### TASK DATA

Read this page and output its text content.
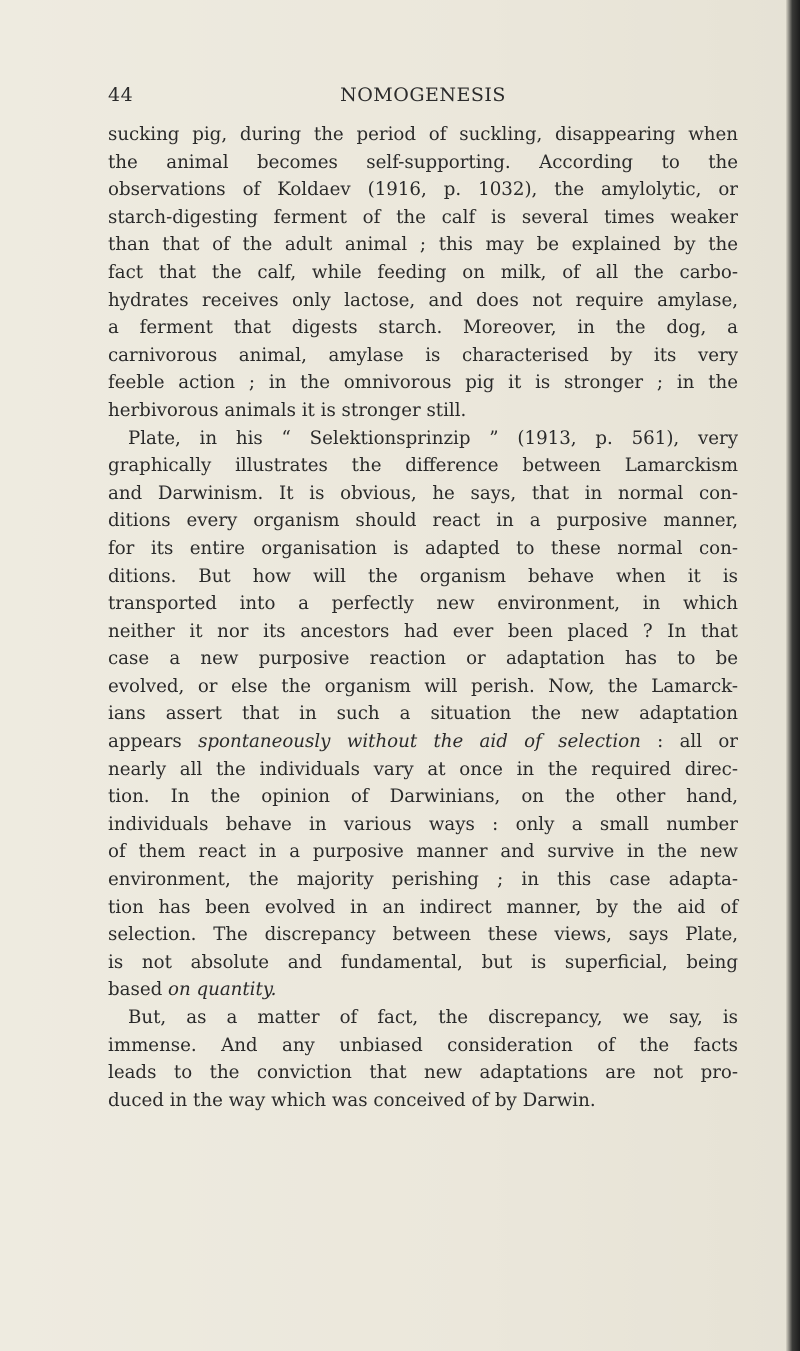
44	NOMOGENESIS
sucking pig, during the period of suckling, disappearing when
the animal becomes self-supporting. According to the
observations of Koldaev (1916, p. 1032), the amylolytic, or
starch-digesting ferment of the calf is several times weaker
than that of the adult animal ; this may be explained by the
fact that the calf, while feeding on milk, of all the carbo-
hydrates receives only lactose, and does not require amylase,
a ferment that digests starch. Moreover, in the dog, a
carnivorous animal, amylase is characterised by its very
feeble action ; in the omnivorous pig it is stronger ; in the
herbivorous animals it is stronger still.
Plate, in his “ Selektionsprinzip ” (1913, p. 561), very
graphically illustrates the difference between Lamarckism
and Darwinism. It is obvious, he says, that in normal con-
ditions every organism should react in a purposive manner,
for its entire organisation is adapted to these normal con-
ditions. But how will the organism behave when it is
transported into a perfectly new environment, in which
neither it nor its ancestors had ever been placed ? In that
case a new purposive reaction or adaptation has to be
evolved, or else the organism will perish. Now, the Lamarck-
ians assert that in such a situation the new adaptation
appears spontaneously without the aid of selection : all or
nearly all the individuals vary at once in the required direc-
tion. In the opinion of Darwinians, on the other hand,
individuals behave in various ways : only a small number
of them react in a purposive manner and survive in the new
environment, the majority perishing ; in this case adapta-
tion has been evolved in an indirect manner, by the aid of
selection. The discrepancy between these views, says Plate,
is not absolute and fundamental, but is superficial, being
based on quantity.
But, as a matter of fact, the discrepancy, we say, is
immense. And any unbiased consideration of the facts
leads to the conviction that new adaptations are not pro-
duced in the way which was conceived of by Darwin.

######

• **TASK INSTRUCTIONS**:
Skipping the pictures, transcribe each line above exactly as it appears.

• **TASK RESULT**:
Read this page and output its text content.
44	NOMOGENESIS
sucking pig, during the period of suckling, disappearing when
the animal becomes self-supporting. According to the
observations of Koldaev (1916, p. 1032), the amylolytic, or
starch-digesting ferment of the calf is several times weaker
than that of the adult animal ; this may be explained by the
fact that the calf, while feeding on milk, of all the carbo-
hydrates receives only lactose, and does not require amylase,
a ferment that digests starch. Moreover, in the dog, a
carnivorous animal, amylase is characterised by its very
feeble action ; in the omnivorous pig it is stronger ; in the
herbivorous animals it is stronger still.
Plate, in his “ Selektionsprinzip ” (1913, p. 561), very
graphically illustrates the difference between Lamarckism
and Darwinism. It is obvious, he says, that in normal con-
ditions every organism should react in a purposive manner,
for its entire organisation is adapted to these normal con-
ditions. But how will the organism behave when it is
transported into a perfectly new environment, in which
neither it nor its ancestors had ever been placed ? In that
case a new purposive reaction or adaptation has to be
evolved, or else the organism will perish. Now, the Lamarck-
ians assert that in such a situation the new adaptation
appears spontaneously without the aid of selection : all or
nearly all the individuals vary at once in the required direc-
tion. In the opinion of Darwinians, on the other hand,
individuals behave in various ways : only a small number
of them react in a purposive manner and survive in the new
environment, the majority perishing ; in this case adapta-
tion has been evolved in an indirect manner, by the aid of
selection. The discrepancy between these views, says Plate,
is not absolute and fundamental, but is superficial, being
based on quantity.
But, as a matter of fact, the discrepancy, we say, is
immense. And any unbiased consideration of the facts
leads to the conviction that new adaptations are not pro-
duced in the way which was conceived of by Darwin.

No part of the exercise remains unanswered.